Every line that contains "Base" counts once; give the total number of such lines, with no other words.
[Start Data for this task]
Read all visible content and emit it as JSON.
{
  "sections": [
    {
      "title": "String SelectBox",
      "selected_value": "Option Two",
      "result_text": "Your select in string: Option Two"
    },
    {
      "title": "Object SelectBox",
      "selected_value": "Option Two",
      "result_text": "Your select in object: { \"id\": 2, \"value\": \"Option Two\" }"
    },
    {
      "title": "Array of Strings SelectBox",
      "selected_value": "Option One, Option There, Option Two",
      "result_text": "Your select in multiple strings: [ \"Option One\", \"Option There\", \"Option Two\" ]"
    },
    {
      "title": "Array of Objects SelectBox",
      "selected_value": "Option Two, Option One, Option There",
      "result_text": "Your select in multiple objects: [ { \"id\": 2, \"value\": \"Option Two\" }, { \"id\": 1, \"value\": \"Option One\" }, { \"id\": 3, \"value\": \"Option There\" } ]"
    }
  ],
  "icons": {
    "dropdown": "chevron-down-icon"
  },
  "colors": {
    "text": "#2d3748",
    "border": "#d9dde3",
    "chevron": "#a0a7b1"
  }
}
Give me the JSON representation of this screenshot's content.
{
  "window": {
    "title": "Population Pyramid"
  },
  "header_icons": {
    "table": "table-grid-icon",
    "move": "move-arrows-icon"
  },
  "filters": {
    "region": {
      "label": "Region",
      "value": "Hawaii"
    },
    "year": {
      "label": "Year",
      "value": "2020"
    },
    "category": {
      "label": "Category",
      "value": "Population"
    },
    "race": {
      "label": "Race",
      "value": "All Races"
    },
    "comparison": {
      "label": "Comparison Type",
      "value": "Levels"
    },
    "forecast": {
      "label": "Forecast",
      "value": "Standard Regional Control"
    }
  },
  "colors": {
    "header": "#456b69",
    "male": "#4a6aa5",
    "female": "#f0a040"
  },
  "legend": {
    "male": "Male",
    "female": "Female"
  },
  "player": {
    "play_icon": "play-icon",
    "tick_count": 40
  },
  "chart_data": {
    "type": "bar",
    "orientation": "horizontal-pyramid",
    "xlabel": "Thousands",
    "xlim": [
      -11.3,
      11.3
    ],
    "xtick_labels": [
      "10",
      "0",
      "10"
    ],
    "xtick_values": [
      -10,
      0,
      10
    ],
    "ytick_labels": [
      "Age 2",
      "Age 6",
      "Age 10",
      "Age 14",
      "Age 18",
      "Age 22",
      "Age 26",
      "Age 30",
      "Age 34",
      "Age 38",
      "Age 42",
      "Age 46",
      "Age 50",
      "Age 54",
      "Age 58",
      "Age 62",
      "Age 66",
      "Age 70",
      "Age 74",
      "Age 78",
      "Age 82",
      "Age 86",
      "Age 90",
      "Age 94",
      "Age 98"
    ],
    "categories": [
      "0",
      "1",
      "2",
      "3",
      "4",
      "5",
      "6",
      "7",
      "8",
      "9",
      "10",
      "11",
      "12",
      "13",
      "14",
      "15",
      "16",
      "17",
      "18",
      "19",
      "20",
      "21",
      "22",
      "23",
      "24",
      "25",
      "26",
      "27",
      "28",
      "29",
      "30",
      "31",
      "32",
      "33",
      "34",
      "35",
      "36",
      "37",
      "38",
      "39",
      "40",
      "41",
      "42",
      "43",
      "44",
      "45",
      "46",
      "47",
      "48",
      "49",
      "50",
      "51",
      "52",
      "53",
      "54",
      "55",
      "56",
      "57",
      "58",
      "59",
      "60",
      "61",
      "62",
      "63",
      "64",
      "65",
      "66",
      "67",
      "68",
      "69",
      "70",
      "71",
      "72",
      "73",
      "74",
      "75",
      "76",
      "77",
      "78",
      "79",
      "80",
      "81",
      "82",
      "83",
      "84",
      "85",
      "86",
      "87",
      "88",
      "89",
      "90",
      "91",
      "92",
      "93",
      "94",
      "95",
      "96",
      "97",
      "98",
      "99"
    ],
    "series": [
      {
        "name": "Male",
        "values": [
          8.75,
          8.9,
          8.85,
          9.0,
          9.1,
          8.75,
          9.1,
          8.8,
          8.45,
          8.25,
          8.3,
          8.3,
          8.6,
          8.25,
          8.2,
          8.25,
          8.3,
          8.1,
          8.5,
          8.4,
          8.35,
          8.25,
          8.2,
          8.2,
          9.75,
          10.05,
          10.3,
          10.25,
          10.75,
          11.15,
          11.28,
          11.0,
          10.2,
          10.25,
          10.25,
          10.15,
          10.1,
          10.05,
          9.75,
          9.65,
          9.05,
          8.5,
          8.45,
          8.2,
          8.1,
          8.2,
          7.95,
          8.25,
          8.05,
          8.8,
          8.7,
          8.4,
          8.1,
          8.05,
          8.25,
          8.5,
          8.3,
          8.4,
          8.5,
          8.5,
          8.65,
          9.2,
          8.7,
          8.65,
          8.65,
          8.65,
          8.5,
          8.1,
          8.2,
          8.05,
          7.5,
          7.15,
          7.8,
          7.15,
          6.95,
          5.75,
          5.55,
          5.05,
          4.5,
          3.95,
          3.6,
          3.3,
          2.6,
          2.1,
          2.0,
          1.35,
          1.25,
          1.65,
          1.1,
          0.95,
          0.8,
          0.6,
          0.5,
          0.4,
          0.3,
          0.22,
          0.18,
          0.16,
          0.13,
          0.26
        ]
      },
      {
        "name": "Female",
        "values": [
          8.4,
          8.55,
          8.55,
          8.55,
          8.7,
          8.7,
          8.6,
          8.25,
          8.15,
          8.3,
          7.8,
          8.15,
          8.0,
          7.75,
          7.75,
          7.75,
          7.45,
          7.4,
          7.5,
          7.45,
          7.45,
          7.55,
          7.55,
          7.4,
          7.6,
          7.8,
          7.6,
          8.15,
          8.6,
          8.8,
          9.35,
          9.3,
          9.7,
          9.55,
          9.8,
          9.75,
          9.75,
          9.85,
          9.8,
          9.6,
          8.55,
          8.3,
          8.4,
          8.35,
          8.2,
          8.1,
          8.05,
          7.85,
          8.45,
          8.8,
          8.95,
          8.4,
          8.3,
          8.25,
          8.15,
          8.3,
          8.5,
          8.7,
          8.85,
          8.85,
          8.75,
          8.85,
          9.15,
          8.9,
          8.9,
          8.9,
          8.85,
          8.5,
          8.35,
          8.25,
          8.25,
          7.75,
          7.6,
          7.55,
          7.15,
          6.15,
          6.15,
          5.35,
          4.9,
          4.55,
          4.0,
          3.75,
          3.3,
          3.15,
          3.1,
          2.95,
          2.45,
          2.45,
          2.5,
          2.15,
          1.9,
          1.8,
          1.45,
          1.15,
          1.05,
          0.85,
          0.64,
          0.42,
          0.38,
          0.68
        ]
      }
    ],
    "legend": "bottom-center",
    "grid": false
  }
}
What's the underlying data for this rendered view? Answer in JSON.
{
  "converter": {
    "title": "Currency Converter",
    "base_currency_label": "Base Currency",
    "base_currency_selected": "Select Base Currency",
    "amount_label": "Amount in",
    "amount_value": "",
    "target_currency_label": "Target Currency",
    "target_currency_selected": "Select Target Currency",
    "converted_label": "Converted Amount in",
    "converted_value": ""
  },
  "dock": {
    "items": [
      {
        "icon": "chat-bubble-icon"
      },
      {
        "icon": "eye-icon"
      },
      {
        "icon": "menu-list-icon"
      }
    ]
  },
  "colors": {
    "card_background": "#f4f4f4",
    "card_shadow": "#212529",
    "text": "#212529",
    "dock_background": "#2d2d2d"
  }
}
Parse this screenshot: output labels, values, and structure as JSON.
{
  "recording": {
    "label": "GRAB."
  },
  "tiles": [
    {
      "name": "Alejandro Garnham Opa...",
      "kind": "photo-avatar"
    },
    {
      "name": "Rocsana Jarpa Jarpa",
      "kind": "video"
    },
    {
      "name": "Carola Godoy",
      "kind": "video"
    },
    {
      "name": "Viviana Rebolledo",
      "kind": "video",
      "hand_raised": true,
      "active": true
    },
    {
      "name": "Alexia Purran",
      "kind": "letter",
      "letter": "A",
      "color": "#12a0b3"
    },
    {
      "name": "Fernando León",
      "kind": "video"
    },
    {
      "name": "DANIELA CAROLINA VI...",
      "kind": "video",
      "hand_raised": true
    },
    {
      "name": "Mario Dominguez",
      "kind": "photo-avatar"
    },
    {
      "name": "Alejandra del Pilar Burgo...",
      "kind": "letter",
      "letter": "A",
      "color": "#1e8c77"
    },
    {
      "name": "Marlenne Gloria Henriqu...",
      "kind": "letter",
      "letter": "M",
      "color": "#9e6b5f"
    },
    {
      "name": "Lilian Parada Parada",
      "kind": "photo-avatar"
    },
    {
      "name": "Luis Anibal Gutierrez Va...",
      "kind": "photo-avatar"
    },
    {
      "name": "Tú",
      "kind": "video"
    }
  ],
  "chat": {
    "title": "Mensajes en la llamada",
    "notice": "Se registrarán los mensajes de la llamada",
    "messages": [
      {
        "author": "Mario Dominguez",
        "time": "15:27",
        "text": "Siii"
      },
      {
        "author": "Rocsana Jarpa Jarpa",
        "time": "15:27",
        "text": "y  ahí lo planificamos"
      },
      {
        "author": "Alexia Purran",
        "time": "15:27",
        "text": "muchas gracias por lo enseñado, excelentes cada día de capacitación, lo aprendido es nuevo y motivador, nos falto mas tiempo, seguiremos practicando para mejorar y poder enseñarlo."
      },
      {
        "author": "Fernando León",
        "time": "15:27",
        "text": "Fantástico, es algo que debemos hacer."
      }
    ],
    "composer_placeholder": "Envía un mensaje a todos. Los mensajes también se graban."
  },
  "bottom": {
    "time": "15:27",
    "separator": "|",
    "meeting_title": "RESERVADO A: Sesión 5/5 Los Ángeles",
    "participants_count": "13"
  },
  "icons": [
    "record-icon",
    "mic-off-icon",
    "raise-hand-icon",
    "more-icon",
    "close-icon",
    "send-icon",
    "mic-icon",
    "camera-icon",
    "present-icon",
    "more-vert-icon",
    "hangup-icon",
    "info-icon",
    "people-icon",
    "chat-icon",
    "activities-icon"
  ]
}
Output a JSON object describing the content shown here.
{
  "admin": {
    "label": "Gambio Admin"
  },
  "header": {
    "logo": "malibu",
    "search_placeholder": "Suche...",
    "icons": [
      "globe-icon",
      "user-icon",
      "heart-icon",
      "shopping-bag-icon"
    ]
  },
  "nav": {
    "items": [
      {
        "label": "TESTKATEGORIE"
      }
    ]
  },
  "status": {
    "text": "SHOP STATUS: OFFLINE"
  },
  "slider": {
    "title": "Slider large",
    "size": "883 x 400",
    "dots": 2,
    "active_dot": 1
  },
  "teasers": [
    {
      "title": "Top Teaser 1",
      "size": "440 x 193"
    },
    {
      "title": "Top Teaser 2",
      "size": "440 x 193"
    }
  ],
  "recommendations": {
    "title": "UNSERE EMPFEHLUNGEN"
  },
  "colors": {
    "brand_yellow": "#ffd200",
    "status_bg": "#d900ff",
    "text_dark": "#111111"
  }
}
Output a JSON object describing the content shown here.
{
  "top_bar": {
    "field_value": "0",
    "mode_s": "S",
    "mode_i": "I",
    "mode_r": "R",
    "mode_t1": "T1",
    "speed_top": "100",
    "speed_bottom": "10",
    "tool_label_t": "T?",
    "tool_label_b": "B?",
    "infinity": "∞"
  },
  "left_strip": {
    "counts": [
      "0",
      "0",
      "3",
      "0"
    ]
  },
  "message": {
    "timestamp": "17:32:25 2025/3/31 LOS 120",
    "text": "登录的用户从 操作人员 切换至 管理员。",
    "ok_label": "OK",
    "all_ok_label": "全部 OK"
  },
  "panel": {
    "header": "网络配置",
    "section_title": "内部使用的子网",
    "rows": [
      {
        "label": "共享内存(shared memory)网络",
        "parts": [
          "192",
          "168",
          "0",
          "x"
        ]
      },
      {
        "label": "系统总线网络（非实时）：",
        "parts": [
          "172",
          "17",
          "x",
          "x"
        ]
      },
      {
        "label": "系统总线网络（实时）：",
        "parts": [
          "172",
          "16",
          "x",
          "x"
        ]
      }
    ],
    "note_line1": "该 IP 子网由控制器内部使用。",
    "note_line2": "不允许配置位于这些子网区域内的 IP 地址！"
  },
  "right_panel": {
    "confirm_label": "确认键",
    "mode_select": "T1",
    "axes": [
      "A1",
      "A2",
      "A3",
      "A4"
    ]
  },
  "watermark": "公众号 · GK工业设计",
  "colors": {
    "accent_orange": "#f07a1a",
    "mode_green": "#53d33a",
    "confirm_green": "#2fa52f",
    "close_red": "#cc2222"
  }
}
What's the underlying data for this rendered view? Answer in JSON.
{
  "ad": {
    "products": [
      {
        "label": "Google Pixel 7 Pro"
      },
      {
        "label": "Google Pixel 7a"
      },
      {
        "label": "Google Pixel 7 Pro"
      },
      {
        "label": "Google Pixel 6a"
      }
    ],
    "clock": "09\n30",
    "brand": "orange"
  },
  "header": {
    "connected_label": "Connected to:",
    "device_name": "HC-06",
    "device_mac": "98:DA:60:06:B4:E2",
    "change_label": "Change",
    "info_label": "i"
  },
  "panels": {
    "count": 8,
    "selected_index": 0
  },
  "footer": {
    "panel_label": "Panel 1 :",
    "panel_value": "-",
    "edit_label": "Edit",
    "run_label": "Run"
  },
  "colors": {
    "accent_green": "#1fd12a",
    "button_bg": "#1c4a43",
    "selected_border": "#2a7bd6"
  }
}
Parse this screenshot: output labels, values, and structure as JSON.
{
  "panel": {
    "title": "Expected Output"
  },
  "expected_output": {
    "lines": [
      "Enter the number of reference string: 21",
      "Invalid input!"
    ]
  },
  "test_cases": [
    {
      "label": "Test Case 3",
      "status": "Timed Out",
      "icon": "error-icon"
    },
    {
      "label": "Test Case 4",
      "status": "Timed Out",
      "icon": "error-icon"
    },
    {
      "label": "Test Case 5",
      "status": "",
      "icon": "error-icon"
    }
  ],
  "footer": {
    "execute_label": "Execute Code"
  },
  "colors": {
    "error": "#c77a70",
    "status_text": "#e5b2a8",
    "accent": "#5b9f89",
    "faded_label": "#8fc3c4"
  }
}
[End Data for this task]
**Exercise solution**. 2